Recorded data
____________________

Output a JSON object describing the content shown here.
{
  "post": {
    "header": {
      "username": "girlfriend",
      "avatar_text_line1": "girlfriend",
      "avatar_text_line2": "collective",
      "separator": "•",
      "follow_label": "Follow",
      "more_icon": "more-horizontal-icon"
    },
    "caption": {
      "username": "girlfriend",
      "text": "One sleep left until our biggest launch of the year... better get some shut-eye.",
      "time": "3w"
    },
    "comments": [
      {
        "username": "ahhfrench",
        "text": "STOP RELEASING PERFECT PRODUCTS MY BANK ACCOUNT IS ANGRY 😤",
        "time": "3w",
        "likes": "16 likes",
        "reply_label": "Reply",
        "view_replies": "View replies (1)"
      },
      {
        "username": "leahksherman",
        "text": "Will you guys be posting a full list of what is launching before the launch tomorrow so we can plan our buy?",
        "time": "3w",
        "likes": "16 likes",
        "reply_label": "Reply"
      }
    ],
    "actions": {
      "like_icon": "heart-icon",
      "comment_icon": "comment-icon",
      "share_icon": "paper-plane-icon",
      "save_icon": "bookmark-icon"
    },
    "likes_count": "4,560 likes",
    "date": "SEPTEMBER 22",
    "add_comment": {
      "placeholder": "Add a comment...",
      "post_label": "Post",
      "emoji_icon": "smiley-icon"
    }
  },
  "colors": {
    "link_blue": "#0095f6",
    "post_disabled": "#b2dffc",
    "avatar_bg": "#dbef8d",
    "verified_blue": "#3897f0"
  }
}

____________________

Work to be completed
Say the number of lines in the listing that hold "Reply", with no added words.

The response
2